Given request
Please write out the complete listing that follows, exactly as it reads.

Records for this task
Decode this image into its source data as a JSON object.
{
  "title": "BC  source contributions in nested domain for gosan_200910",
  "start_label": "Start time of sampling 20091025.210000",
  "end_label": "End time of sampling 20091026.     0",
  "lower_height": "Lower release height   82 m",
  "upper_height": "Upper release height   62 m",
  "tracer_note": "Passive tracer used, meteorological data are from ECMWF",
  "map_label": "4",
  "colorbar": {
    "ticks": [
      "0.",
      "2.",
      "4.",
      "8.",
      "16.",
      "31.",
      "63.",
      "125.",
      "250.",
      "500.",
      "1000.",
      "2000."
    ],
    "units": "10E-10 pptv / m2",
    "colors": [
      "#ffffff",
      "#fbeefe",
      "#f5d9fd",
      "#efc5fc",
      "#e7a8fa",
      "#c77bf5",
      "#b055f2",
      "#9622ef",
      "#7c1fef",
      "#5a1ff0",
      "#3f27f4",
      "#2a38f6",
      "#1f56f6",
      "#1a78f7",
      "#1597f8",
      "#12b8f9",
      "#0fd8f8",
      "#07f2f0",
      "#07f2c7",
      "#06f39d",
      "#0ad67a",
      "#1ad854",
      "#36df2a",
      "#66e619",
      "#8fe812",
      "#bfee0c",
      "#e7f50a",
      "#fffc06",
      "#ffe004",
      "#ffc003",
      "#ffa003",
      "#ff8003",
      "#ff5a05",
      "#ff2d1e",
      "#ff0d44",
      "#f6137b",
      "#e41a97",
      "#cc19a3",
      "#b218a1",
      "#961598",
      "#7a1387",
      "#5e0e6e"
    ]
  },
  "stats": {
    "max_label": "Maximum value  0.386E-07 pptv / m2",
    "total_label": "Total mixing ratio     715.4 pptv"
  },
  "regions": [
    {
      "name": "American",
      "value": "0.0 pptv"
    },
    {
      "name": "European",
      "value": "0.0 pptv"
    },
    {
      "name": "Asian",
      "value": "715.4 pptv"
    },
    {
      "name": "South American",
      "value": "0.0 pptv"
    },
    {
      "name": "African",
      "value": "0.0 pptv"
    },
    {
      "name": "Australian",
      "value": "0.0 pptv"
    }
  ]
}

Solution for this task
Decode this image into its source data as a JSON object.
{
  "title": "BC  source contributions in nested domain for gosan_200910",
  "start_label": "Start time of sampling 20091025.210000",
  "end_label": "End time of sampling 20091026.     0",
  "lower_height": "Lower release height   82 m",
  "upper_height": "Upper release height   62 m",
  "tracer_note": "Passive tracer used, meteorological data are from ECMWF",
  "map_label": "4",
  "colorbar": {
    "ticks": [
      "0.",
      "2.",
      "4.",
      "8.",
      "16.",
      "31.",
      "63.",
      "125.",
      "250.",
      "500.",
      "1000.",
      "2000."
    ],
    "units": "10E-10 pptv / m2",
    "colors": [
      "#ffffff",
      "#fbeefe",
      "#f5d9fd",
      "#efc5fc",
      "#e7a8fa",
      "#c77bf5",
      "#b055f2",
      "#9622ef",
      "#7c1fef",
      "#5a1ff0",
      "#3f27f4",
      "#2a38f6",
      "#1f56f6",
      "#1a78f7",
      "#1597f8",
      "#12b8f9",
      "#0fd8f8",
      "#07f2f0",
      "#07f2c7",
      "#06f39d",
      "#0ad67a",
      "#1ad854",
      "#36df2a",
      "#66e619",
      "#8fe812",
      "#bfee0c",
      "#e7f50a",
      "#fffc06",
      "#ffe004",
      "#ffc003",
      "#ffa003",
      "#ff8003",
      "#ff5a05",
      "#ff2d1e",
      "#ff0d44",
      "#f6137b",
      "#e41a97",
      "#cc19a3",
      "#b218a1",
      "#961598",
      "#7a1387",
      "#5e0e6e"
    ]
  },
  "stats": {
    "max_label": "Maximum value  0.386E-07 pptv / m2",
    "total_label": "Total mixing ratio     715.4 pptv"
  },
  "regions": [
    {
      "name": "American",
      "value": "0.0 pptv"
    },
    {
      "name": "European",
      "value": "0.0 pptv"
    },
    {
      "name": "Asian",
      "value": "715.4 pptv"
    },
    {
      "name": "South American",
      "value": "0.0 pptv"
    },
    {
      "name": "African",
      "value": "0.0 pptv"
    },
    {
      "name": "Australian",
      "value": "0.0 pptv"
    }
  ]
}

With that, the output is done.